## SOURCE DATA
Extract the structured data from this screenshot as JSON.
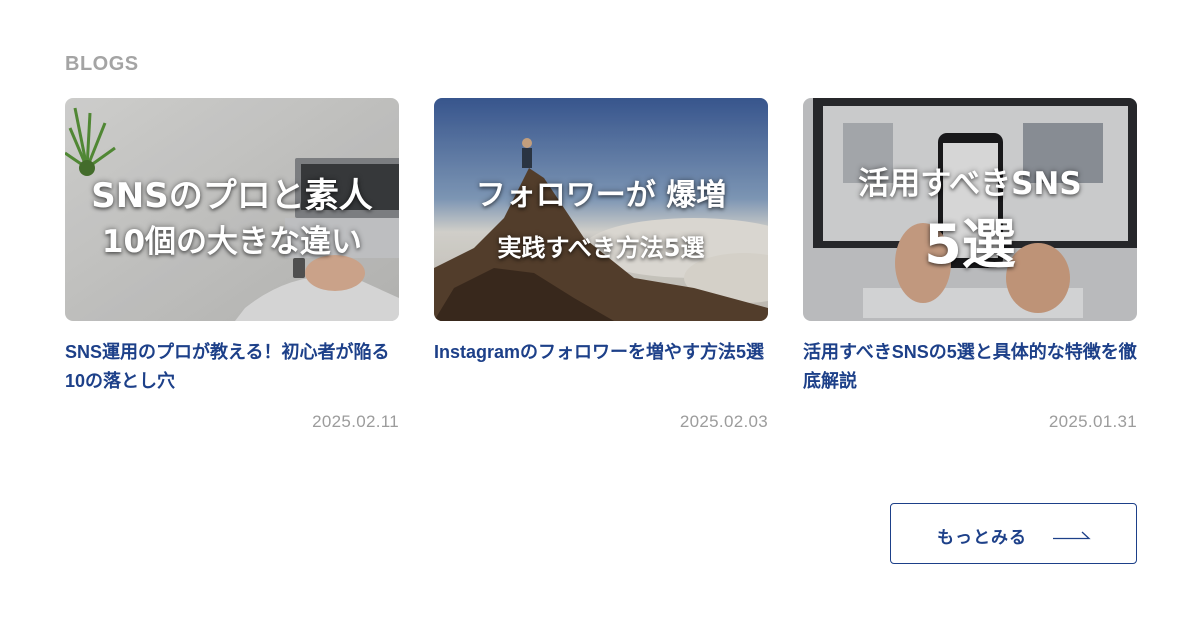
{
  "section": {
    "label": "BLOGS"
  },
  "posts": [
    {
      "overlay_line1": "SNSのプロと素人",
      "overlay_line2": "10個の大きな違い",
      "title": "SNS運用のプロが教える！初心者が陥る10の落とし穴",
      "date": "2025.02.11"
    },
    {
      "overlay_line1": "フォロワーが 爆増",
      "overlay_line2": "実践すべき方法5選",
      "title": "Instagramのフォロワーを増やす方法5選",
      "date": "2025.02.03"
    },
    {
      "overlay_line1": "活用すべきSNS",
      "overlay_line2": "5選",
      "title": "活用すべきSNSの5選と具体的な特徴を徹底解説",
      "date": "2025.01.31"
    }
  ],
  "more": {
    "label": "もっとみる"
  },
  "colors": {
    "title": "#1d4089",
    "date": "#9c9c9c",
    "section_label": "#a4a4a4",
    "button_border": "#1d4089"
  },
  "icons": {
    "more_arrow": "long-right-arrow-icon"
  }
}
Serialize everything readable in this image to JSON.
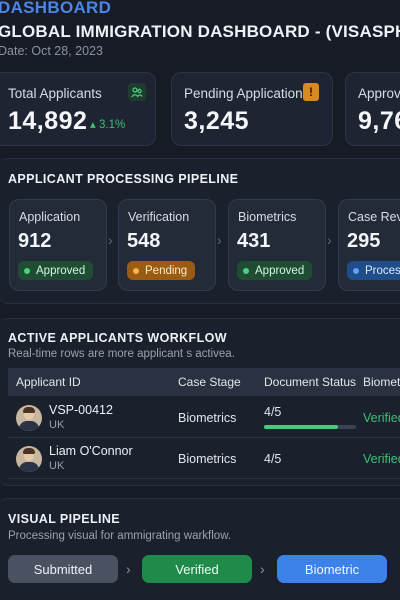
{
  "header": {
    "brand": "DASHBOARD",
    "title": "GLOBAL IMMIGRATION DASHBOARD - (VISASPH",
    "date": "Date: Oct 28, 2023"
  },
  "kpis": [
    {
      "label": "Total Applicants",
      "value": "14,892",
      "delta": "3.1%",
      "icon": "people-icon"
    },
    {
      "label": "Pending Applications",
      "value": "3,245",
      "icon": "warning-icon",
      "warn_glyph": "!"
    },
    {
      "label": "Approve",
      "value": "9,76"
    }
  ],
  "pipeline": {
    "title": "APPLICANT PROCESSING PIPELINE",
    "stages": [
      {
        "label": "Application",
        "count": "912",
        "status": "Approved",
        "tone": "green"
      },
      {
        "label": "Verification",
        "count": "548",
        "status": "Pending",
        "tone": "orange"
      },
      {
        "label": "Biometrics",
        "count": "431",
        "status": "Approved",
        "tone": "green"
      },
      {
        "label": "Case Rev",
        "count": "295",
        "status": "Proces",
        "tone": "blue"
      }
    ]
  },
  "workflow": {
    "title": "ACTIVE APPLICANTS WORKFLOW",
    "subtitle": "Real-time rows are more applicant s activea.",
    "columns": [
      "Applicant ID",
      "Case Stage",
      "Document Status",
      "Biometr"
    ],
    "rows": [
      {
        "id": "VSP-00412",
        "country": "UK",
        "stage": "Biometrics",
        "docs": "4/5",
        "docs_progress": 0.8,
        "bio": "Verified"
      },
      {
        "id": "Liam O'Connor",
        "country": "UK",
        "stage": "Biometrics",
        "docs": "4/5",
        "bio": "Verified"
      }
    ]
  },
  "visual": {
    "title": "VISUAL PIPELINE",
    "subtitle": "Processing visual for ammigrating warkflow.",
    "steps": [
      "Submitted",
      "Verified",
      "Biometric"
    ]
  },
  "colors": {
    "accent_blue": "#4a86e8",
    "success": "#3fbf73",
    "warning": "#d88a1f",
    "background": "#161b26"
  }
}
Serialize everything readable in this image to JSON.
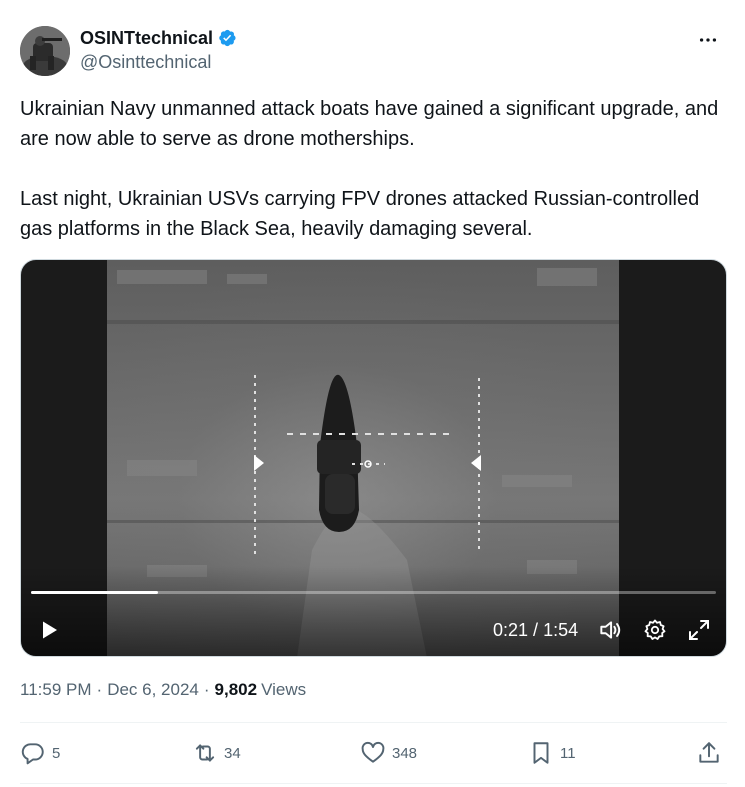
{
  "author": {
    "display_name": "OSINTtechnical",
    "handle": "@Osinttechnical",
    "verified": true,
    "verified_color": "#1d9bf0"
  },
  "tweet": {
    "paragraphs": [
      "Ukrainian Navy unmanned attack boats have gained a significant upgrade, and are now able to serve as drone motherships.",
      "Last night, Ukrainian USVs carrying FPV drones attacked Russian-controlled gas platforms in the Black Sea, heavily damaging several."
    ]
  },
  "video": {
    "current_time": "0:21",
    "separator": " / ",
    "duration": "1:54",
    "progress": 0.185,
    "icons": [
      "play-icon",
      "volume-icon",
      "settings-icon",
      "fullscreen-icon"
    ]
  },
  "meta": {
    "time": "11:59 PM",
    "dot": "·",
    "date": "Dec 6, 2024",
    "views_count": "9,802",
    "views_label": "Views"
  },
  "actions": {
    "replies": "5",
    "reposts": "34",
    "likes": "348",
    "bookmarks": "11"
  },
  "colors": {
    "text_primary": "#0f1419",
    "text_secondary": "#536471",
    "divider": "#eff3f4"
  }
}
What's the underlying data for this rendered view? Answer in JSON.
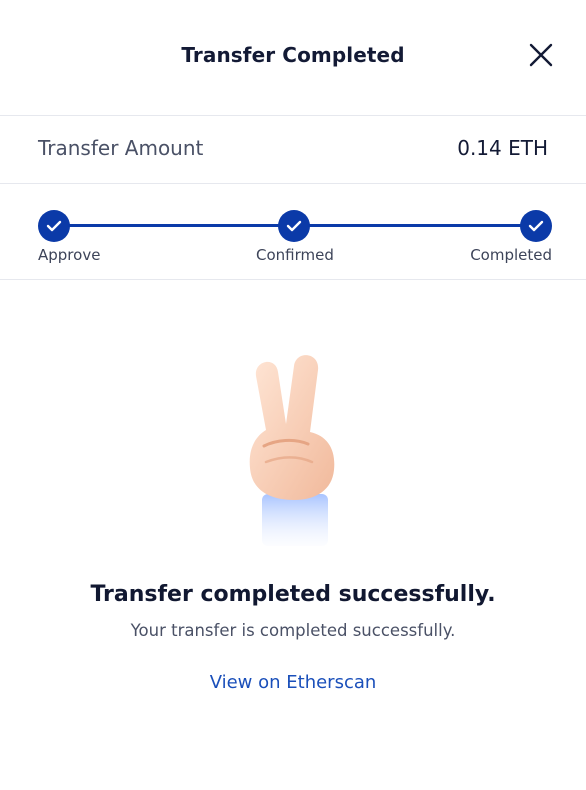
{
  "header": {
    "title": "Transfer Completed",
    "close_icon": "close-icon"
  },
  "amount": {
    "label": "Transfer Amount",
    "value": "0.14 ETH"
  },
  "steps": [
    {
      "label": "Approve",
      "status": "complete",
      "icon": "check-icon"
    },
    {
      "label": "Confirmed",
      "status": "complete",
      "icon": "check-icon"
    },
    {
      "label": "Completed",
      "status": "complete",
      "icon": "check-icon"
    }
  ],
  "result": {
    "illustration": "peace-hand-icon",
    "title": "Transfer completed successfully.",
    "subtitle": "Your transfer is completed successfully.",
    "link_label": "View on Etherscan"
  },
  "colors": {
    "accent": "#0b3aa8",
    "link": "#1a4fba",
    "text_primary": "#131a35",
    "text_secondary": "#4a5166",
    "divider": "#e6e8ee"
  }
}
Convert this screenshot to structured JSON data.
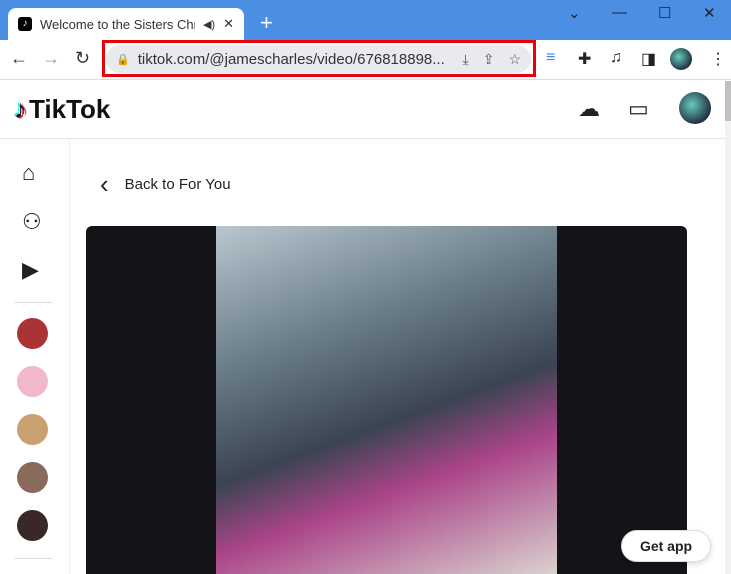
{
  "browser": {
    "tab": {
      "title": "Welcome to the Sisters Christmas",
      "audio_icon": "speaker-icon",
      "close": "✕"
    },
    "new_tab": "+",
    "window_controls": {
      "menu": "⌄",
      "minimize": "—",
      "maximize": "☐",
      "close": "✕"
    },
    "nav": {
      "back": "←",
      "forward": "→",
      "reload": "↻"
    },
    "address": {
      "url": "tiktok.com/@jamescharles/video/676818898...",
      "lock": "🔒",
      "install": "⤓",
      "share": "⇪",
      "star": "☆"
    },
    "highlight_color": "#e8000b"
  },
  "tiktok": {
    "logo": "TikTok",
    "header_icons": [
      "upload-icon",
      "inbox-icon",
      "profile-avatar"
    ],
    "sidebar": {
      "items": [
        "home-icon",
        "following-icon",
        "live-icon"
      ],
      "accounts": 5
    },
    "back_label": "Back to For You",
    "get_app": "Get app"
  }
}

## GIVEN INSTRUCTION
Make an exact copy of the listing above. Do not include the pictures.

## RESULT OF THE EXERCISE
Extract the structured data from this screenshot as JSON.
{
  "section": {
    "label": "BLOGS"
  },
  "posts": [
    {
      "overlay_line1": "SNSのプロと素人",
      "overlay_line2": "10個の大きな違い",
      "title": "SNS運用のプロが教える！初心者が陥る10の落とし穴",
      "date": "2025.02.11"
    },
    {
      "overlay_line1": "フォロワーが 爆増",
      "overlay_line2": "実践すべき方法5選",
      "title": "Instagramのフォロワーを増やす方法5選",
      "date": "2025.02.03"
    },
    {
      "overlay_line1": "活用すべきSNS",
      "overlay_line2": "5選",
      "title": "活用すべきSNSの5選と具体的な特徴を徹底解説",
      "date": "2025.01.31"
    }
  ],
  "more": {
    "label": "もっとみる"
  },
  "colors": {
    "title": "#1d4089",
    "date": "#9c9c9c",
    "section_label": "#a4a4a4",
    "button_border": "#1d4089"
  },
  "icons": {
    "more_arrow": "long-right-arrow-icon"
  }
}
Serialize everything readable in this image to JSON.
{
  "header": {
    "brand": "DASHBOARD",
    "title": "GLOBAL IMMIGRATION DASHBOARD - (VISASPH",
    "date": "Date: Oct 28, 2023"
  },
  "kpis": [
    {
      "label": "Total Applicants",
      "value": "14,892",
      "delta": "3.1%",
      "icon": "people-icon"
    },
    {
      "label": "Pending Applications",
      "value": "3,245",
      "icon": "warning-icon",
      "warn_glyph": "!"
    },
    {
      "label": "Approve",
      "value": "9,76"
    }
  ],
  "pipeline": {
    "title": "APPLICANT PROCESSING PIPELINE",
    "stages": [
      {
        "label": "Application",
        "count": "912",
        "status": "Approved",
        "tone": "green"
      },
      {
        "label": "Verification",
        "count": "548",
        "status": "Pending",
        "tone": "orange"
      },
      {
        "label": "Biometrics",
        "count": "431",
        "status": "Approved",
        "tone": "green"
      },
      {
        "label": "Case Rev",
        "count": "295",
        "status": "Proces",
        "tone": "blue"
      }
    ]
  },
  "workflow": {
    "title": "ACTIVE APPLICANTS WORKFLOW",
    "subtitle": "Real-time rows are more applicant s activea.",
    "columns": [
      "Applicant ID",
      "Case Stage",
      "Document Status",
      "Biometr"
    ],
    "rows": [
      {
        "id": "VSP-00412",
        "country": "UK",
        "stage": "Biometrics",
        "docs": "4/5",
        "docs_progress": 0.8,
        "bio": "Verified"
      },
      {
        "id": "Liam O'Connor",
        "country": "UK",
        "stage": "Biometrics",
        "docs": "4/5",
        "bio": "Verified"
      }
    ]
  },
  "visual": {
    "title": "VISUAL PIPELINE",
    "subtitle": "Processing visual for ammigrating warkflow.",
    "steps": [
      "Submitted",
      "Verified",
      "Biometric"
    ]
  },
  "colors": {
    "accent_blue": "#4a86e8",
    "success": "#3fbf73",
    "warning": "#d88a1f",
    "background": "#161b26"
  }
}
Serialize everything readable in this image to JSON.
{
  "author": {
    "display_name": "OSINTtechnical",
    "handle": "@Osinttechnical",
    "verified": true,
    "verified_color": "#1d9bf0"
  },
  "tweet": {
    "paragraphs": [
      "Ukrainian Navy unmanned attack boats have gained a significant upgrade, and are now able to serve as drone motherships.",
      "Last night, Ukrainian USVs carrying FPV drones attacked Russian-controlled gas platforms in the Black Sea, heavily damaging several."
    ]
  },
  "video": {
    "current_time": "0:21",
    "separator": " / ",
    "duration": "1:54",
    "progress": 0.185,
    "icons": [
      "play-icon",
      "volume-icon",
      "settings-icon",
      "fullscreen-icon"
    ]
  },
  "meta": {
    "time": "11:59 PM",
    "dot": "·",
    "date": "Dec 6, 2024",
    "views_count": "9,802",
    "views_label": "Views"
  },
  "actions": {
    "replies": "5",
    "reposts": "34",
    "likes": "348",
    "bookmarks": "11"
  },
  "colors": {
    "text_primary": "#0f1419",
    "text_secondary": "#536471",
    "divider": "#eff3f4"
  }
}
What's the underlying data for this rendered view? Answer in JSON.
{
  "header": {
    "title": "Transfer Completed",
    "close_icon": "close-icon"
  },
  "amount": {
    "label": "Transfer Amount",
    "value": "0.14 ETH"
  },
  "steps": [
    {
      "label": "Approve",
      "status": "complete",
      "icon": "check-icon"
    },
    {
      "label": "Confirmed",
      "status": "complete",
      "icon": "check-icon"
    },
    {
      "label": "Completed",
      "status": "complete",
      "icon": "check-icon"
    }
  ],
  "result": {
    "illustration": "peace-hand-icon",
    "title": "Transfer completed successfully.",
    "subtitle": "Your transfer is completed successfully.",
    "link_label": "View on Etherscan"
  },
  "colors": {
    "accent": "#0b3aa8",
    "link": "#1a4fba",
    "text_primary": "#131a35",
    "text_secondary": "#4a5166",
    "divider": "#e6e8ee"
  }
}
Convert this screenshot to structured JSON data.
{
  "browser": {
    "tab": {
      "title": "Welcome to the Sisters Christmas",
      "audio_icon": "speaker-icon",
      "close": "✕"
    },
    "new_tab": "+",
    "window_controls": {
      "menu": "⌄",
      "minimize": "—",
      "maximize": "☐",
      "close": "✕"
    },
    "nav": {
      "back": "←",
      "forward": "→",
      "reload": "↻"
    },
    "address": {
      "url": "tiktok.com/@jamescharles/video/676818898...",
      "lock": "🔒",
      "install": "⤓",
      "share": "⇪",
      "star": "☆"
    },
    "highlight_color": "#e8000b"
  },
  "tiktok": {
    "logo": "TikTok",
    "header_icons": [
      "upload-icon",
      "inbox-icon",
      "profile-avatar"
    ],
    "sidebar": {
      "items": [
        "home-icon",
        "following-icon",
        "live-icon"
      ],
      "accounts": 5
    },
    "back_label": "Back to For You",
    "get_app": "Get app"
  }
}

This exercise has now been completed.